[Begin MATERIAL TO PROCESS]

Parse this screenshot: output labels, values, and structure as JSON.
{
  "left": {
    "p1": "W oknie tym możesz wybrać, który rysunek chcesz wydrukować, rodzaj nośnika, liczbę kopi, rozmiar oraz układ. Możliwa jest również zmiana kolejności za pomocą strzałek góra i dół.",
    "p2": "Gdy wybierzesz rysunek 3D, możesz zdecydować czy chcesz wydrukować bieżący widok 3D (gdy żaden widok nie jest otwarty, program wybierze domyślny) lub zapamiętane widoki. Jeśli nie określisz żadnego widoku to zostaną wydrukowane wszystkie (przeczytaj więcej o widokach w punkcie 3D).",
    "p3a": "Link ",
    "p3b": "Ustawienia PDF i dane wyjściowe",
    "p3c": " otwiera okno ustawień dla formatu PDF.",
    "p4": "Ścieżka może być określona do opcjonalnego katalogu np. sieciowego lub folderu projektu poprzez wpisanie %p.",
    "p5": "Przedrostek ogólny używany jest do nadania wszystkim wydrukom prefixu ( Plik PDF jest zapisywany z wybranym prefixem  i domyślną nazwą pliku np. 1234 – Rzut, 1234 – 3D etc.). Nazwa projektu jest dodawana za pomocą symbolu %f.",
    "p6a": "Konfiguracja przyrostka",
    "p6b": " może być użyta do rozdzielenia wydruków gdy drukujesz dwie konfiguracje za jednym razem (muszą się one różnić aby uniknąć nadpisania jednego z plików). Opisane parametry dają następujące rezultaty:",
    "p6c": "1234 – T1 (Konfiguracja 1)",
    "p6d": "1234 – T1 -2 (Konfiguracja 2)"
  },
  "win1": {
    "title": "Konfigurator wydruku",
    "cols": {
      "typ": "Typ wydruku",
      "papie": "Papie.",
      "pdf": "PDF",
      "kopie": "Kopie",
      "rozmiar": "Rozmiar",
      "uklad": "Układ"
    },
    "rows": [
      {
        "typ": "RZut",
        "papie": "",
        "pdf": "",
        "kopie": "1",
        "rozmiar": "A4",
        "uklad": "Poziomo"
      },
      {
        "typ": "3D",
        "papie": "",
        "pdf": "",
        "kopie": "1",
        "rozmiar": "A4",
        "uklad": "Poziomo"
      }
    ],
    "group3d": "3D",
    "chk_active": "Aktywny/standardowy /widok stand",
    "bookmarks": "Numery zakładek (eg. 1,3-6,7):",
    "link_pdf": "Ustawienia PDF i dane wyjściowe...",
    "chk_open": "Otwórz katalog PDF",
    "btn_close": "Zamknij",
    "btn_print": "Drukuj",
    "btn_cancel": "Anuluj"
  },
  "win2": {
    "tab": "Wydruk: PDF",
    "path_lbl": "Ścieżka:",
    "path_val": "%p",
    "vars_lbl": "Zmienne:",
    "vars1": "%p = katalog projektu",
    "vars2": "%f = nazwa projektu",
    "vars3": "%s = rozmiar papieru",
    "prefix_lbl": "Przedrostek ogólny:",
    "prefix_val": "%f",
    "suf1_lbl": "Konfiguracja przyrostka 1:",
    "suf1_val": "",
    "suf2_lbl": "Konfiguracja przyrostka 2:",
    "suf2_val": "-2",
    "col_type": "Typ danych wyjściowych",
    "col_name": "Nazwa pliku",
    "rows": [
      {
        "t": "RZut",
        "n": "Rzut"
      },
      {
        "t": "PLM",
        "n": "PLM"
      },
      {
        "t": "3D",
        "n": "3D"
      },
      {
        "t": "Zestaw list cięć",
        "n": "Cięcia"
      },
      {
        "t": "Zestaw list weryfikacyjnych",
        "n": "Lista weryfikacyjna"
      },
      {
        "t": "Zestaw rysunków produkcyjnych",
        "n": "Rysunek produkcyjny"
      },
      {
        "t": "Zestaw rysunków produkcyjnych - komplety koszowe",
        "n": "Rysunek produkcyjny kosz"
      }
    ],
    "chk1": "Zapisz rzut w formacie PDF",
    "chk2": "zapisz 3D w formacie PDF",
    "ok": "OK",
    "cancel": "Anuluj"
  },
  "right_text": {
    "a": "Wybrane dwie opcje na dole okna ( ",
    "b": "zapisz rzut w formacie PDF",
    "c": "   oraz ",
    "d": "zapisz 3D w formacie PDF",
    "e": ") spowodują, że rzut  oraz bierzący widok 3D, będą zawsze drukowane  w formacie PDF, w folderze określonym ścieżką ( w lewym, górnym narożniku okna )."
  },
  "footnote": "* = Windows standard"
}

[End MATERIAL TO PROCESS]
[Begin MATERIAL TO PROCESS]

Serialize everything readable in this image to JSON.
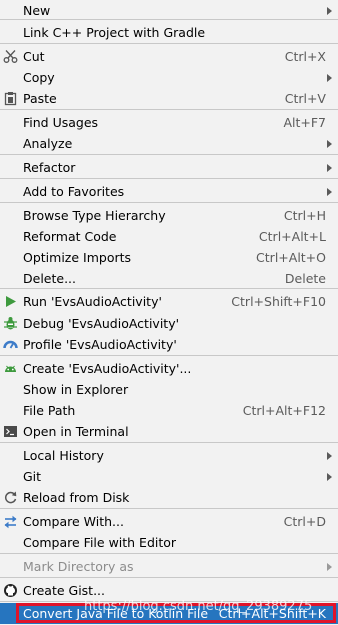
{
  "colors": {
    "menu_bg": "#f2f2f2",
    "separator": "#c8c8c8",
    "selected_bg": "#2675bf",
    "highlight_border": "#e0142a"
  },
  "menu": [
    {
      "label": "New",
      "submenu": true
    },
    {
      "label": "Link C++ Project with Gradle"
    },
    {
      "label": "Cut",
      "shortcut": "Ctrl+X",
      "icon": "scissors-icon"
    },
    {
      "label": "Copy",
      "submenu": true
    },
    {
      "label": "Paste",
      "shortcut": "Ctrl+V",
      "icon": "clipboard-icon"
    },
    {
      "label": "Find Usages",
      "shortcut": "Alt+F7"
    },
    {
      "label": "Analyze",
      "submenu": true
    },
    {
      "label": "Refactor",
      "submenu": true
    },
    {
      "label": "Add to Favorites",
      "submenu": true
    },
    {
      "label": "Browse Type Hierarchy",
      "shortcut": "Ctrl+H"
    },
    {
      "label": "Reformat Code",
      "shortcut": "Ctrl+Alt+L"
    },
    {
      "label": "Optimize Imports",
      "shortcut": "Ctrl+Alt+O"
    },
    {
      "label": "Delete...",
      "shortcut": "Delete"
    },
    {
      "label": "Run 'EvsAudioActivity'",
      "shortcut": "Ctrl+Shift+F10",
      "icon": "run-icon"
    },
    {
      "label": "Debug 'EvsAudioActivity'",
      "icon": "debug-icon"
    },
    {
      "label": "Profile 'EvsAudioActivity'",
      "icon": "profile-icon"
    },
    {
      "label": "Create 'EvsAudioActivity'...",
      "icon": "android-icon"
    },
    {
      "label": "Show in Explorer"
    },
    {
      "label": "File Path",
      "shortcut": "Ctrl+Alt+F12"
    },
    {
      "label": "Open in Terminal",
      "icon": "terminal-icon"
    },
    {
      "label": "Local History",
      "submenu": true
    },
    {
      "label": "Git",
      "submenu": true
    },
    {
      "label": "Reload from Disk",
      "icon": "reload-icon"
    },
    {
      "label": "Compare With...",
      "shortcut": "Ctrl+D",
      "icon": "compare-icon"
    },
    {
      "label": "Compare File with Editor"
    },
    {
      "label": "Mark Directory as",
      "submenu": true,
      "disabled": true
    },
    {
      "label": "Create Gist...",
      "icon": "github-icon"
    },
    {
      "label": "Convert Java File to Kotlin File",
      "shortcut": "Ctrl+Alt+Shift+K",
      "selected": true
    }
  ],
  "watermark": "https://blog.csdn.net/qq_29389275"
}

[End MATERIAL TO PROCESS]
[Begin MATERIAL TO PROCESS]

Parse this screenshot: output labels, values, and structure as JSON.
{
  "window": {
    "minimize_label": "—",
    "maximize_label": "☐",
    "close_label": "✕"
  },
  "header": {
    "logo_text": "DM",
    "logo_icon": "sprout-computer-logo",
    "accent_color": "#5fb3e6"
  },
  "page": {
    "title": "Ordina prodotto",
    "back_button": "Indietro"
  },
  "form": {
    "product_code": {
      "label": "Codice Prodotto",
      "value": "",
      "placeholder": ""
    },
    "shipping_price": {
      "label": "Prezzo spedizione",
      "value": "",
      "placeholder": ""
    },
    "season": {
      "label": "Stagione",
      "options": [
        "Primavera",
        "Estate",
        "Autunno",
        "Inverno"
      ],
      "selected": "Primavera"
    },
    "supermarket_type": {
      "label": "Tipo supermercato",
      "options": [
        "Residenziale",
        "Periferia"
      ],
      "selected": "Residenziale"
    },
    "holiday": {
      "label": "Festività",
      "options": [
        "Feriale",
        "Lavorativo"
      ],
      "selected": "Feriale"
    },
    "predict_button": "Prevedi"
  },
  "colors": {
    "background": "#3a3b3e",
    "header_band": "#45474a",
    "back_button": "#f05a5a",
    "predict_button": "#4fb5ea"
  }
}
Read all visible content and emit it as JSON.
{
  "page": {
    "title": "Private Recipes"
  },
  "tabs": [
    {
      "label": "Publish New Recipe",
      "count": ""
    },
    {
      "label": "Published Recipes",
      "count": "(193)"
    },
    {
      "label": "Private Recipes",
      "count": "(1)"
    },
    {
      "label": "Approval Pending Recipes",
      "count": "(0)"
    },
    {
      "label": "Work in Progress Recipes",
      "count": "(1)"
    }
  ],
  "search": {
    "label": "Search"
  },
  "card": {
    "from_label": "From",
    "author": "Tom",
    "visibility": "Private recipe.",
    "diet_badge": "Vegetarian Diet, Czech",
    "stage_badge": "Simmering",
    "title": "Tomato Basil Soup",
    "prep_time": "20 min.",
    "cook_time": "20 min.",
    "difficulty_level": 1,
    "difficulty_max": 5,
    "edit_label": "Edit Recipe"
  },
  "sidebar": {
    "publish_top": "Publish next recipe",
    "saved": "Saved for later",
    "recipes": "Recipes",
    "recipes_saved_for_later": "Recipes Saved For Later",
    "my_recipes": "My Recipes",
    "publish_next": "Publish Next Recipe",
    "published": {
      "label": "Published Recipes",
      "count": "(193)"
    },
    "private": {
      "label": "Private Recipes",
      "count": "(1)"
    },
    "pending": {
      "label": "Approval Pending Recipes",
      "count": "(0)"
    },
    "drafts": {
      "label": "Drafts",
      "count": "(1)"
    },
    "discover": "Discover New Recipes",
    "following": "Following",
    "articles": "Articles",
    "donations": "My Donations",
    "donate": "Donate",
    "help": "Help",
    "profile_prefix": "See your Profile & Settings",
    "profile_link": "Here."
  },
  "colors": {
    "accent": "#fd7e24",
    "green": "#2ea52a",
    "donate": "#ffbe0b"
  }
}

[End MATERIAL TO PROCESS]

■ PROBLEM DESCRIPTION
In the records above, find each line that holds the word "rozmiar"; copy all such lines.

■ WRITTEN REPLY
    "p1": "W oknie tym możesz wybrać, który rysunek chcesz wydrukować, rodzaj nośnika, liczbę kopi, rozmiar oraz układ. Możliwa jest również zmiana kolejności za pomocą strzałek góra i dół.",
      "rozmiar": "Rozmiar",
        "rozmiar": "A4",
        "rozmiar": "A4",
    "vars3": "%s = rozmiar papieru",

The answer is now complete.